— BEGIN —

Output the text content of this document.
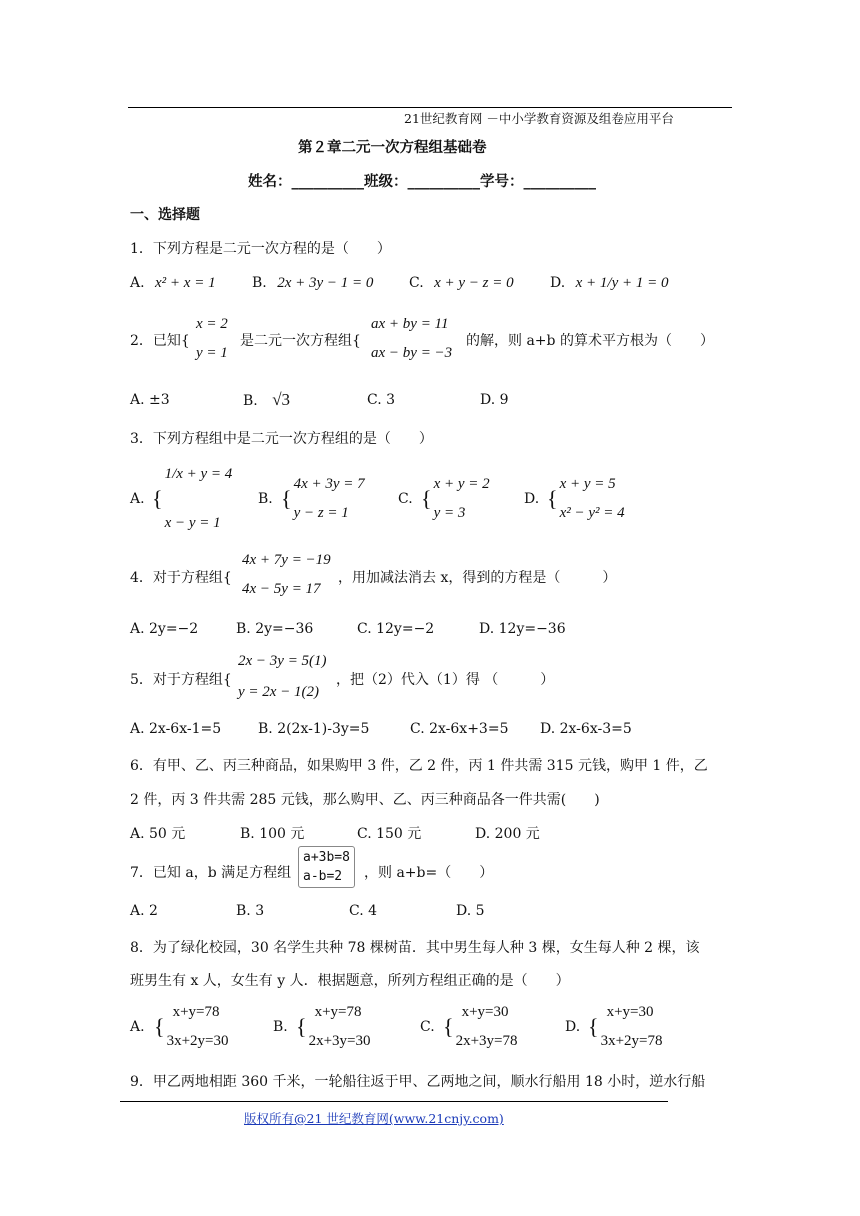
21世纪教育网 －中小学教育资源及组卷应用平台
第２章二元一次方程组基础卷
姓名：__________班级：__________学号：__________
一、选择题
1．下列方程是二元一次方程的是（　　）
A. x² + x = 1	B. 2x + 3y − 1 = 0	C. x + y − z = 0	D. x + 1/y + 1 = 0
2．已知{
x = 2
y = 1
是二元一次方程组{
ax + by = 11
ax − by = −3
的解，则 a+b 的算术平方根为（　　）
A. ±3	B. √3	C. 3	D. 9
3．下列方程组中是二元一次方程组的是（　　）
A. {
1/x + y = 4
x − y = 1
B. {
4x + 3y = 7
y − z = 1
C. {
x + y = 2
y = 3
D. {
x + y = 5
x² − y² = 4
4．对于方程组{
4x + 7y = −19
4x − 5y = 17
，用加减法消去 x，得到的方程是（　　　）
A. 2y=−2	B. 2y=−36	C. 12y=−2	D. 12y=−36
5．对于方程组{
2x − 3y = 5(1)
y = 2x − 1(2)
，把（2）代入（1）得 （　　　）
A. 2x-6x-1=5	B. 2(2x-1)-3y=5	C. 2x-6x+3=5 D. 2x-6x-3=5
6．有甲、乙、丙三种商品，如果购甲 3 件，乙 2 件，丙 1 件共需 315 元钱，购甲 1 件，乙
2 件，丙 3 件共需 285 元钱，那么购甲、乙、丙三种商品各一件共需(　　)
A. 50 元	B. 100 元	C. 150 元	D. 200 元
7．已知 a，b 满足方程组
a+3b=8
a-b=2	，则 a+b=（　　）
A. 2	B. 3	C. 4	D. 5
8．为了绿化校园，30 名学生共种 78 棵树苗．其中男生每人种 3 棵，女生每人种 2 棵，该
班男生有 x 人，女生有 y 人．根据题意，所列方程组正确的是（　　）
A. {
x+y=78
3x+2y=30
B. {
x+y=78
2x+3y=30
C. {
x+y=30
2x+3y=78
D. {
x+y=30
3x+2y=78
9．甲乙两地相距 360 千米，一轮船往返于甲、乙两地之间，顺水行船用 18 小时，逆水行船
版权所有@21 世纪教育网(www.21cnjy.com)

— END —
— BEGIN —

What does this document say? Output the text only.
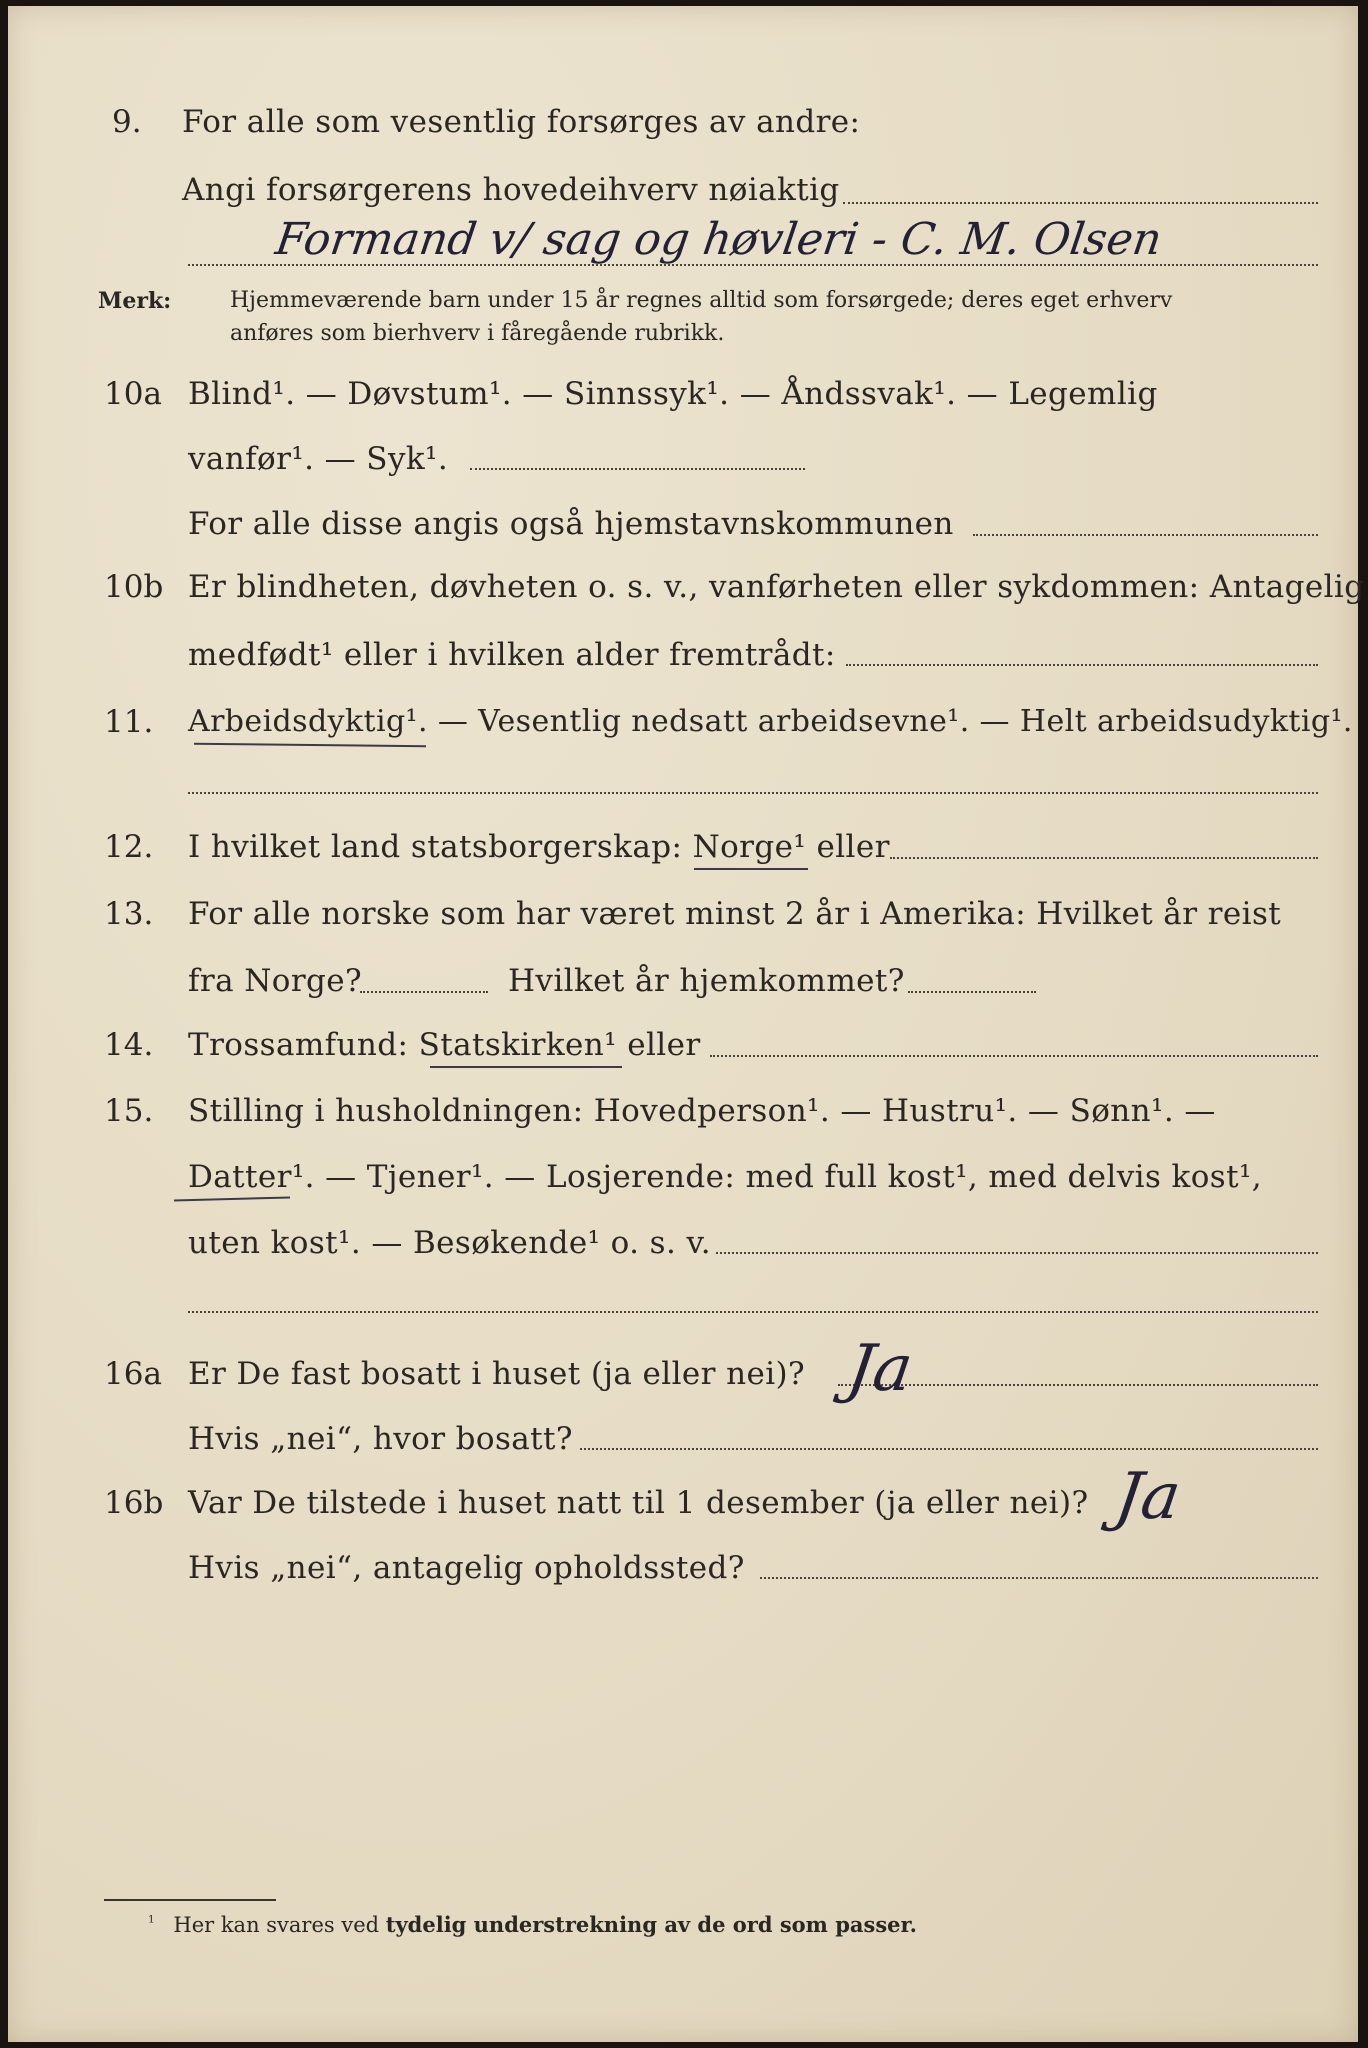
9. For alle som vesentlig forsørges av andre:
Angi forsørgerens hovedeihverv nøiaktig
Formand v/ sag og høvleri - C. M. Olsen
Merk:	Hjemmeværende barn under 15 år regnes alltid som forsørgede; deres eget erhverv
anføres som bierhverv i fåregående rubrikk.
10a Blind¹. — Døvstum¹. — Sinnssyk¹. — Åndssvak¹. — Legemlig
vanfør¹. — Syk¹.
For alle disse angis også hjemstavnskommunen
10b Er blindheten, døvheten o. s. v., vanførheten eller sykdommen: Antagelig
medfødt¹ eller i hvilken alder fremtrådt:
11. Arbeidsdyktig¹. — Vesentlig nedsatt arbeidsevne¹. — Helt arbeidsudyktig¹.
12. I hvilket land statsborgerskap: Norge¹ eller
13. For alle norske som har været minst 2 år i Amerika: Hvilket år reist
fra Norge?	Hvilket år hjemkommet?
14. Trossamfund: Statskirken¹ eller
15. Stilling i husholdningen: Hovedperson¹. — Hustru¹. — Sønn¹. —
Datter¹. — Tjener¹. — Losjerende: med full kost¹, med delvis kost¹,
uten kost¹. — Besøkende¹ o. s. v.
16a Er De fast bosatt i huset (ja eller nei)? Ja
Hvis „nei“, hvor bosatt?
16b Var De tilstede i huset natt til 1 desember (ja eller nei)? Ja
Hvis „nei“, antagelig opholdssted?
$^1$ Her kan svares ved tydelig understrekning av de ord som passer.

— END —

Directions: Return from the data every line that holds "eller".

Solution for this exercise:
10b Er blindheten, døvheten o. s. v., vanførheten eller sykdommen: Antagelig
medfødt¹ eller i hvilken alder fremtrådt:
12. I hvilket land statsborgerskap: Norge¹ eller
14. Trossamfund: Statskirken¹ eller
16a Er De fast bosatt i huset (ja eller nei)? Ja
16b Var De tilstede i huset natt til 1 desember (ja eller nei)? Ja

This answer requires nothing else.